+++ Source material +++

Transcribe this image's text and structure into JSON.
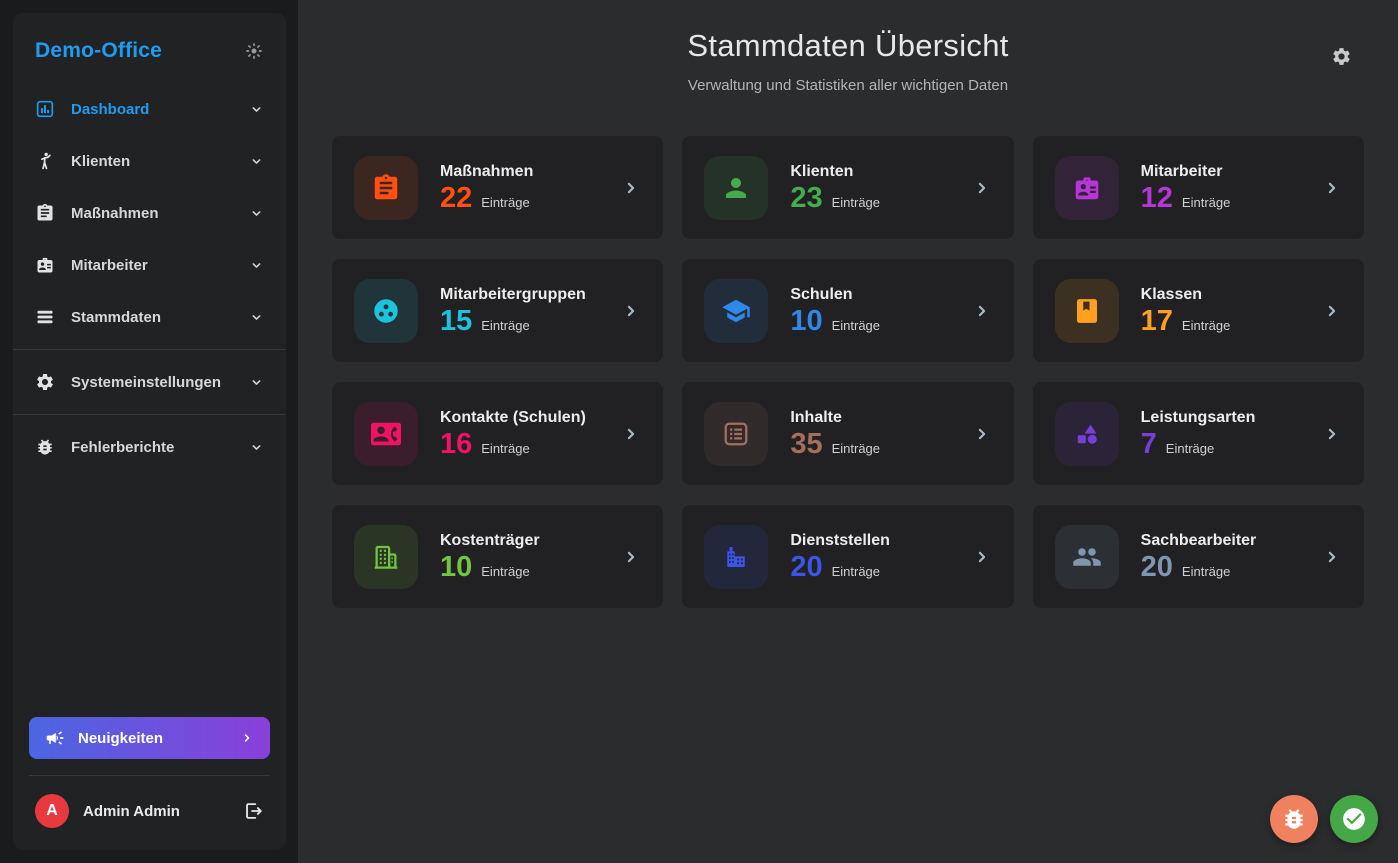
{
  "app": {
    "brand": "Demo-Office"
  },
  "sidebar": {
    "items": [
      {
        "label": "Dashboard",
        "icon": "chart",
        "active": true,
        "expandable": false
      },
      {
        "label": "Klienten",
        "icon": "person-wave",
        "expandable": false
      },
      {
        "label": "Maßnahmen",
        "icon": "clipboard",
        "expandable": true
      },
      {
        "label": "Mitarbeiter",
        "icon": "badge",
        "expandable": true
      },
      {
        "label": "Stammdaten",
        "icon": "stack",
        "expandable": true
      },
      {
        "label": "Systemeinstellungen",
        "icon": "gear",
        "expandable": false,
        "divider_before": true,
        "divider_after": true
      },
      {
        "label": "Fehlerberichte",
        "icon": "bug",
        "expandable": false
      }
    ],
    "news_button": {
      "label": "Neuigkeiten"
    },
    "user": {
      "name": "Admin Admin",
      "avatar_initial": "A"
    }
  },
  "header": {
    "title": "Stammdaten Übersicht",
    "subtitle": "Verwaltung und Statistiken aller wichtigen Daten"
  },
  "entries_label": "Einträge",
  "cards": [
    {
      "label": "Maßnahmen",
      "count": "22",
      "icon": "clipboard",
      "color": "#ff4f12"
    },
    {
      "label": "Klienten",
      "count": "23",
      "icon": "person",
      "color": "#43ad4c"
    },
    {
      "label": "Mitarbeiter",
      "count": "12",
      "icon": "badge",
      "color": "#b736d8"
    },
    {
      "label": "Mitarbeitergruppen",
      "count": "15",
      "icon": "groups-circle",
      "color": "#1cc3de"
    },
    {
      "label": "Schulen",
      "count": "10",
      "icon": "school",
      "color": "#2f87e9"
    },
    {
      "label": "Klassen",
      "count": "17",
      "icon": "book",
      "color": "#ffa11e"
    },
    {
      "label": "Kontakte (Schulen)",
      "count": "16",
      "icon": "contacts",
      "color": "#ee1365"
    },
    {
      "label": "Inhalte",
      "count": "35",
      "icon": "list-box",
      "color": "#a4705c"
    },
    {
      "label": "Leistungsarten",
      "count": "7",
      "icon": "shapes",
      "color": "#7440d8"
    },
    {
      "label": "Kostenträger",
      "count": "10",
      "icon": "building-outline",
      "color": "#72c53f"
    },
    {
      "label": "Dienststellen",
      "count": "20",
      "icon": "building",
      "color": "#3b55e6"
    },
    {
      "label": "Sachbearbeiter",
      "count": "20",
      "icon": "people",
      "color": "#7f97ae"
    }
  ],
  "fabs": [
    {
      "name": "bug-report",
      "icon": "bug",
      "color": "#f0815f"
    },
    {
      "name": "confirm",
      "icon": "check-circle",
      "color": "#43a845"
    }
  ],
  "colors": {
    "accent_blue": "#1f9cf0",
    "background": "#2b2c2e",
    "panel": "#212224",
    "avatar_red": "#e73a3f",
    "news_gradient_start": "#4b66e2",
    "news_gradient_end": "#8a3fd9"
  }
}
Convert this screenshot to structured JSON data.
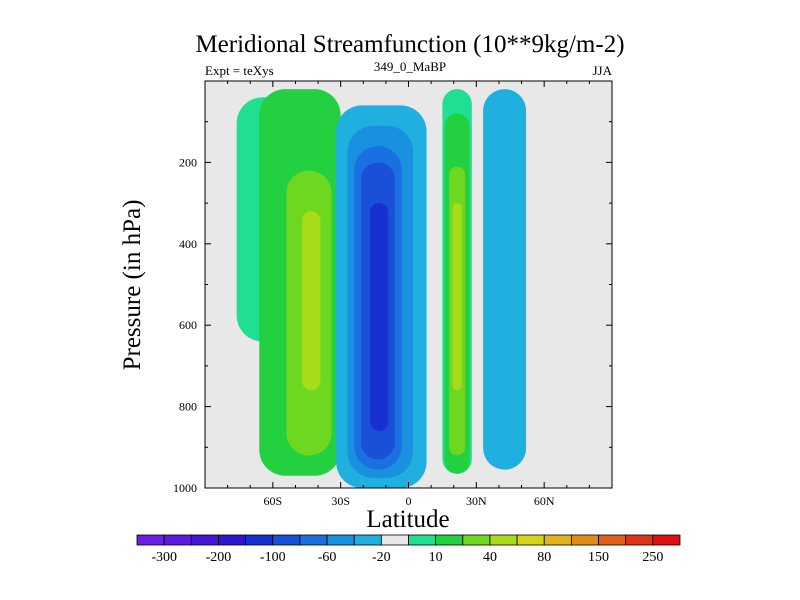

+++

**Task goal**
Each entry must be retyped word for word, with every image omitted.

**The solution**
Transcribe this image's text and structure into JSON.
{
  "app": {
    "brand": "Demo-Office"
  },
  "sidebar": {
    "items": [
      {
        "label": "Dashboard",
        "icon": "chart",
        "active": true,
        "expandable": false
      },
      {
        "label": "Klienten",
        "icon": "person-wave",
        "expandable": false
      },
      {
        "label": "Maßnahmen",
        "icon": "clipboard",
        "expandable": true
      },
      {
        "label": "Mitarbeiter",
        "icon": "badge",
        "expandable": true
      },
      {
        "label": "Stammdaten",
        "icon": "stack",
        "expandable": true
      },
      {
        "label": "Systemeinstellungen",
        "icon": "gear",
        "expandable": false,
        "divider_before": true,
        "divider_after": true
      },
      {
        "label": "Fehlerberichte",
        "icon": "bug",
        "expandable": false
      }
    ],
    "news_button": {
      "label": "Neuigkeiten"
    },
    "user": {
      "name": "Admin Admin",
      "avatar_initial": "A"
    }
  },
  "header": {
    "title": "Stammdaten Übersicht",
    "subtitle": "Verwaltung und Statistiken aller wichtigen Daten"
  },
  "entries_label": "Einträge",
  "cards": [
    {
      "label": "Maßnahmen",
      "count": "22",
      "icon": "clipboard",
      "color": "#ff4f12"
    },
    {
      "label": "Klienten",
      "count": "23",
      "icon": "person",
      "color": "#43ad4c"
    },
    {
      "label": "Mitarbeiter",
      "count": "12",
      "icon": "badge",
      "color": "#b736d8"
    },
    {
      "label": "Mitarbeitergruppen",
      "count": "15",
      "icon": "groups-circle",
      "color": "#1cc3de"
    },
    {
      "label": "Schulen",
      "count": "10",
      "icon": "school",
      "color": "#2f87e9"
    },
    {
      "label": "Klassen",
      "count": "17",
      "icon": "book",
      "color": "#ffa11e"
    },
    {
      "label": "Kontakte (Schulen)",
      "count": "16",
      "icon": "contacts",
      "color": "#ee1365"
    },
    {
      "label": "Inhalte",
      "count": "35",
      "icon": "list-box",
      "color": "#a4705c"
    },
    {
      "label": "Leistungsarten",
      "count": "7",
      "icon": "shapes",
      "color": "#7440d8"
    },
    {
      "label": "Kostenträger",
      "count": "10",
      "icon": "building-outline",
      "color": "#72c53f"
    },
    {
      "label": "Dienststellen",
      "count": "20",
      "icon": "building",
      "color": "#3b55e6"
    },
    {
      "label": "Sachbearbeiter",
      "count": "20",
      "icon": "people",
      "color": "#7f97ae"
    }
  ],
  "fabs": [
    {
      "name": "bug-report",
      "icon": "bug",
      "color": "#f0815f"
    },
    {
      "name": "confirm",
      "icon": "check-circle",
      "color": "#43a845"
    }
  ],
  "colors": {
    "accent_blue": "#1f9cf0",
    "background": "#2b2c2e",
    "panel": "#212224",
    "avatar_red": "#e73a3f",
    "news_gradient_start": "#4b66e2",
    "news_gradient_end": "#8a3fd9"
  }
}
Convert this screenshot to structured JSON data.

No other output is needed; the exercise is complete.